## BEGIN

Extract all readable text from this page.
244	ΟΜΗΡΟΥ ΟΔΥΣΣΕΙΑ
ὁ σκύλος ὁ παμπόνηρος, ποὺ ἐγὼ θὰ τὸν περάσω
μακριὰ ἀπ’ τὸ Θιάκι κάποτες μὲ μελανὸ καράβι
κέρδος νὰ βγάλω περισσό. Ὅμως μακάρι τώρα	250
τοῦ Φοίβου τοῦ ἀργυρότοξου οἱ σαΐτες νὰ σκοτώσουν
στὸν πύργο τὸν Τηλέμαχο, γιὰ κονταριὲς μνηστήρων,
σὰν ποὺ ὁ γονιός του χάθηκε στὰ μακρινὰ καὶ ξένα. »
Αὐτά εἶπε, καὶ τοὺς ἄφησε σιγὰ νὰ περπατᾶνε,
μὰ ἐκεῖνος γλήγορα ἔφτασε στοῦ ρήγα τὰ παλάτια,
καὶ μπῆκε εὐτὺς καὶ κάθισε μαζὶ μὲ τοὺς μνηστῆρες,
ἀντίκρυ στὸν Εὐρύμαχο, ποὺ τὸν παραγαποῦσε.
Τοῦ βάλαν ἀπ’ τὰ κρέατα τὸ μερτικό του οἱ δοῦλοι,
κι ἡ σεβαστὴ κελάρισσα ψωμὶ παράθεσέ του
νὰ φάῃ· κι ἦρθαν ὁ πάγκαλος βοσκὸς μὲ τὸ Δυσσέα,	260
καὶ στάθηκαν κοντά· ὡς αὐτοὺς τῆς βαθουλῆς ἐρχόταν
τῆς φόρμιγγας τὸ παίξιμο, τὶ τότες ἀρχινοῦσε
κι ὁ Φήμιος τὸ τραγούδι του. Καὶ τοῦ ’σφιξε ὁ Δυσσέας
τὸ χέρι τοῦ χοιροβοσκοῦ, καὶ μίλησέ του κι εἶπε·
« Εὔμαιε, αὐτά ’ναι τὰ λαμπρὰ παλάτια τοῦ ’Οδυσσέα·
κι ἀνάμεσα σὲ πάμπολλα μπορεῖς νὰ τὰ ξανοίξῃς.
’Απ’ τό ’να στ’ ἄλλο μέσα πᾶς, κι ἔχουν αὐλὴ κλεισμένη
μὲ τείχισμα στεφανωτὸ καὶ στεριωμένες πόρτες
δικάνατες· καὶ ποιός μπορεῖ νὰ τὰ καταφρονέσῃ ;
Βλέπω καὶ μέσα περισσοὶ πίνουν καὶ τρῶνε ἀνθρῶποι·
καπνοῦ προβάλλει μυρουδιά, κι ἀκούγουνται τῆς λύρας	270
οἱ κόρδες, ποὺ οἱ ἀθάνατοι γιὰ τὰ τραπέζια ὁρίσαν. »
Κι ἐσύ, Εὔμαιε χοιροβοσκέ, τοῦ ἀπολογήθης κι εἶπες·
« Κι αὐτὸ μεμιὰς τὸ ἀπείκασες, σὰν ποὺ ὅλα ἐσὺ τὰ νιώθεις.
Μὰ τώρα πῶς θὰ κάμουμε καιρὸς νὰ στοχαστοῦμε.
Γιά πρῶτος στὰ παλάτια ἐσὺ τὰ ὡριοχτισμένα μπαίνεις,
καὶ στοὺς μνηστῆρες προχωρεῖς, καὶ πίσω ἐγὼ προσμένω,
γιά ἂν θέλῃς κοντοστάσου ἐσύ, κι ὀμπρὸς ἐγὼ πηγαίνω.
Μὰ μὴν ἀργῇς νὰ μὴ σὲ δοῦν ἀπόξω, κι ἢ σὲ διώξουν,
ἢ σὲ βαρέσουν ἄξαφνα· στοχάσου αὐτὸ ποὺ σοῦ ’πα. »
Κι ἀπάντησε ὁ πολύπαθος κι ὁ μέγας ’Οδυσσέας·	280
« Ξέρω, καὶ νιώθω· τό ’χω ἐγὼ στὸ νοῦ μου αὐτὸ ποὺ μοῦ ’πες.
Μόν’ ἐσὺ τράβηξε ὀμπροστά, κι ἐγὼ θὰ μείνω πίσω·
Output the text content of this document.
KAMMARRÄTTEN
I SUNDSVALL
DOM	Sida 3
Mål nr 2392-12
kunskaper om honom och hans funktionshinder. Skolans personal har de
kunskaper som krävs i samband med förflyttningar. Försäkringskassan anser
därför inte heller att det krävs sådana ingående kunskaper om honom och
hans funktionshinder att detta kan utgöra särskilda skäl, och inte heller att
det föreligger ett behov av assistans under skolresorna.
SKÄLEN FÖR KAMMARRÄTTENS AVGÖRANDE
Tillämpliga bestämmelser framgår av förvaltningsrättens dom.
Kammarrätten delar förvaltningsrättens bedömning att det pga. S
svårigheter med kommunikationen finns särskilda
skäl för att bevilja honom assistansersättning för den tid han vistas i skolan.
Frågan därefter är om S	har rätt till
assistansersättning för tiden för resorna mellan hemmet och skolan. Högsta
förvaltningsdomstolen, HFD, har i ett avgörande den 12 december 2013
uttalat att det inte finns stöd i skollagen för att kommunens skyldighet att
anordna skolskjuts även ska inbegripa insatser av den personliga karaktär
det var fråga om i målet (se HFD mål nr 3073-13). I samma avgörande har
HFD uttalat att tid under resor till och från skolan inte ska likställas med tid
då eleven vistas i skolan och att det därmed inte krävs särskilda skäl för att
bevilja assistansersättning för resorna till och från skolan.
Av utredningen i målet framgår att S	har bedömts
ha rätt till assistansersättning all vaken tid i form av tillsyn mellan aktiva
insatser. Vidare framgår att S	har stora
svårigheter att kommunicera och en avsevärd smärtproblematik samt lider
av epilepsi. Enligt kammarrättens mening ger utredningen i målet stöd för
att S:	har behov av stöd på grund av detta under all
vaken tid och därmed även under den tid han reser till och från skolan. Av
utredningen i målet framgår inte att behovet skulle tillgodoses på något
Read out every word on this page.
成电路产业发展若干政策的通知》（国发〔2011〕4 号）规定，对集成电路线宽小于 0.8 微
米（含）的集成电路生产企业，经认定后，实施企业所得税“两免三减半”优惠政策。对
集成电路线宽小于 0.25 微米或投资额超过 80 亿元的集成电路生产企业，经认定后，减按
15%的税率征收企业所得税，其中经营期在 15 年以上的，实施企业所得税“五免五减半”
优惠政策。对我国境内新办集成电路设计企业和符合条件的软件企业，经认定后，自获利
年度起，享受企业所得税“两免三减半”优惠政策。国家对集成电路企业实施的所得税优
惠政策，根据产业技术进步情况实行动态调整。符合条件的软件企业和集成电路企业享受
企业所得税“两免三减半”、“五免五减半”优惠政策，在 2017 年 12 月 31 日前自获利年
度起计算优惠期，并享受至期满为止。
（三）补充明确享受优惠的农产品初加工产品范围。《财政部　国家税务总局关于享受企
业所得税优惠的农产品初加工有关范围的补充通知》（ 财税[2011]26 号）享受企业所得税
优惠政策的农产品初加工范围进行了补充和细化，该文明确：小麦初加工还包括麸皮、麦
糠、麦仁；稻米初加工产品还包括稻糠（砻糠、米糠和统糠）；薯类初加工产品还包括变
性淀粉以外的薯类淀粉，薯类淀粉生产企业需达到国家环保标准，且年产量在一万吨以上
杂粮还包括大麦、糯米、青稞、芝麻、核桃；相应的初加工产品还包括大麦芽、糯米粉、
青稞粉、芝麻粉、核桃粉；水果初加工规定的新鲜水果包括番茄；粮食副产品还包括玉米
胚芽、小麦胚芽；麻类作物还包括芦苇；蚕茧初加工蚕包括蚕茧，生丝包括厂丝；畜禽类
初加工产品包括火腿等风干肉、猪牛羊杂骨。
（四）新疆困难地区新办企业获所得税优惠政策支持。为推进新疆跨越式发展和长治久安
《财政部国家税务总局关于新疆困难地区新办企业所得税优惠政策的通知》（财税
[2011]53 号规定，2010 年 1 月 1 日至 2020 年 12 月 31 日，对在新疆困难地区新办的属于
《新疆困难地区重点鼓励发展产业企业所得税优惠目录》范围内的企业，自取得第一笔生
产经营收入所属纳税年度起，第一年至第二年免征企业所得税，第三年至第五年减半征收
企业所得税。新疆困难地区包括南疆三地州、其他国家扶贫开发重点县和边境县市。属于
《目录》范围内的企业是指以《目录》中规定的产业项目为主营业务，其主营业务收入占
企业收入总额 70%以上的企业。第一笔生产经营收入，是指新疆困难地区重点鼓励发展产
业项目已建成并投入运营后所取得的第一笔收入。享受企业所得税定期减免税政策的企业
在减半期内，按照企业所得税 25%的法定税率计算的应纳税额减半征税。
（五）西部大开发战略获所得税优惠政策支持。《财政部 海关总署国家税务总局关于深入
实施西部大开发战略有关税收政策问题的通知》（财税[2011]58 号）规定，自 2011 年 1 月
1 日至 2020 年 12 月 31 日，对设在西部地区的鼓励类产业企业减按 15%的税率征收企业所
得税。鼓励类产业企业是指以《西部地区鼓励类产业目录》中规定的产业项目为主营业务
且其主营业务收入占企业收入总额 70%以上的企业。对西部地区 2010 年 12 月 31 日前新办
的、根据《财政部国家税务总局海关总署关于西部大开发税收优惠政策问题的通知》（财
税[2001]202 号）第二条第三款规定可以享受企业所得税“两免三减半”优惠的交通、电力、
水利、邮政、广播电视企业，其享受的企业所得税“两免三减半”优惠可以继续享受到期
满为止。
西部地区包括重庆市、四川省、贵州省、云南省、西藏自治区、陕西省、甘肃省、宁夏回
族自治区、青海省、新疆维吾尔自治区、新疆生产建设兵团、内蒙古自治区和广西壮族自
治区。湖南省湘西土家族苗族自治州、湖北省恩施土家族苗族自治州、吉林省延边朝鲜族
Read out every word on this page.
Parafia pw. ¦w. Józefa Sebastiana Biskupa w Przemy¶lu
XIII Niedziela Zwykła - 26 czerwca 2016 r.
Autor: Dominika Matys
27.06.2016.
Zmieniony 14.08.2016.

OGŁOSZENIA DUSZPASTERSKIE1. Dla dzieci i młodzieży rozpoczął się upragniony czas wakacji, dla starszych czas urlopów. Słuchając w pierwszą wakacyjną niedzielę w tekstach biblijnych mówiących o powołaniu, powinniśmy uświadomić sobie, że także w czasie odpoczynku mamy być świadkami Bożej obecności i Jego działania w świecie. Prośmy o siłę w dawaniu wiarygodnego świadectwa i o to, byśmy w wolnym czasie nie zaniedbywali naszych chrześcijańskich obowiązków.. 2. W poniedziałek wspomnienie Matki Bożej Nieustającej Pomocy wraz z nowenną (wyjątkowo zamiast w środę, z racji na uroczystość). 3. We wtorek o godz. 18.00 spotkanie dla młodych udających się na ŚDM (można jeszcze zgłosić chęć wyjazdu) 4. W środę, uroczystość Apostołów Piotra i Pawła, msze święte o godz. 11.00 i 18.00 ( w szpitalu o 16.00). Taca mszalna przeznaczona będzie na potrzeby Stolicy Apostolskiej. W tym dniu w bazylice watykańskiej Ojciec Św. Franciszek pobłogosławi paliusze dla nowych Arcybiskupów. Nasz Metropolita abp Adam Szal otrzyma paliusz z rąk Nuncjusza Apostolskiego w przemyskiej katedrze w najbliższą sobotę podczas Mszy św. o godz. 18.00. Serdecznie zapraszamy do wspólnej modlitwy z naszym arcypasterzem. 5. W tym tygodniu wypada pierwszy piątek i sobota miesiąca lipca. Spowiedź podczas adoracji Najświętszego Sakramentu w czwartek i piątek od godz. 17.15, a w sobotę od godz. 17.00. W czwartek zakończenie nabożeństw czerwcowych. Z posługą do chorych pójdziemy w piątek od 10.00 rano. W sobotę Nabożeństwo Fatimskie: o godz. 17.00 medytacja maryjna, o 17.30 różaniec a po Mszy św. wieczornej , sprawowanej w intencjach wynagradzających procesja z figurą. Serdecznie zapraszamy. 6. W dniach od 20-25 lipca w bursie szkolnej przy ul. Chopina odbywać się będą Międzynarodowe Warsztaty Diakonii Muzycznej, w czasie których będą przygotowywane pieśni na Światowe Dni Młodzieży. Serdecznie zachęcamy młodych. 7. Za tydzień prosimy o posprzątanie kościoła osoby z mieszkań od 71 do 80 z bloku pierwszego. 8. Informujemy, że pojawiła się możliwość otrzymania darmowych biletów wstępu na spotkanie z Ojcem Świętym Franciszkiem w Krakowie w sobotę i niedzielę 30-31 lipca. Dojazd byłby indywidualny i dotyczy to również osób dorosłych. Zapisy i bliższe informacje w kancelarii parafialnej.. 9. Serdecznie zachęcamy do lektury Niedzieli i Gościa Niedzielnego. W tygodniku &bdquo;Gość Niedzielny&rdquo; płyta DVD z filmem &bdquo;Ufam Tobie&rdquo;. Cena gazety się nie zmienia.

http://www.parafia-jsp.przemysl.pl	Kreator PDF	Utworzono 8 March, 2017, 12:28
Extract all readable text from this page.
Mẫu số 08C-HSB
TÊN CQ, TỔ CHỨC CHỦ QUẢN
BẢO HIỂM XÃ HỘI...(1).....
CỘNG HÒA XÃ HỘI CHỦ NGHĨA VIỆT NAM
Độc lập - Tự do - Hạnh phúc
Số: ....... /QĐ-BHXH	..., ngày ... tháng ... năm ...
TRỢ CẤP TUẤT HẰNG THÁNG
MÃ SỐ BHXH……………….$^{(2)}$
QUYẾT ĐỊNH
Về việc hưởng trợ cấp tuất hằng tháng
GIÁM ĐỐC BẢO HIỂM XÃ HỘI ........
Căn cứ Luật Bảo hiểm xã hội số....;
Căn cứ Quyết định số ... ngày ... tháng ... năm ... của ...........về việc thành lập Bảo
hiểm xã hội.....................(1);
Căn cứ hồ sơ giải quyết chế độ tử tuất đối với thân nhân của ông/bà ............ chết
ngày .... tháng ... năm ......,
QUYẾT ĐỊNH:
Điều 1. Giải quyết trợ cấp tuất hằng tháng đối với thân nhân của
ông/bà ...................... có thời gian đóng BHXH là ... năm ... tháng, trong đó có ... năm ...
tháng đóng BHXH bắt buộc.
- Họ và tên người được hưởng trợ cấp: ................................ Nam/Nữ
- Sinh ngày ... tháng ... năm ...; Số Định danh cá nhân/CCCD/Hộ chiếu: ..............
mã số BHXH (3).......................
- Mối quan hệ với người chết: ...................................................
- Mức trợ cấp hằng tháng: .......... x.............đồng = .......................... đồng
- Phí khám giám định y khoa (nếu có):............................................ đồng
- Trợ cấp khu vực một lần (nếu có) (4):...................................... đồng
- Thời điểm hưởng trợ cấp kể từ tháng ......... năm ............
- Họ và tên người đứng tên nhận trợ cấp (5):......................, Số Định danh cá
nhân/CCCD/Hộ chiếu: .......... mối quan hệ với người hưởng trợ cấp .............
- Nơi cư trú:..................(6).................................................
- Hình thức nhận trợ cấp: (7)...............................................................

## END

- _TASK INSTRUCTIONS_:
Show every line from the listing above in which the string "under" appears.

- _ANSWER FOR THE TASK_:
det föreligger ett behov av assistans under skolresorna.
HFD uttalat att tid under resor till och från skolan inte ska likställas med tid
att S:	har behov av stöd på grund av detta under all
vaken tid och därmed även under den tid han reser till och från skolan. Av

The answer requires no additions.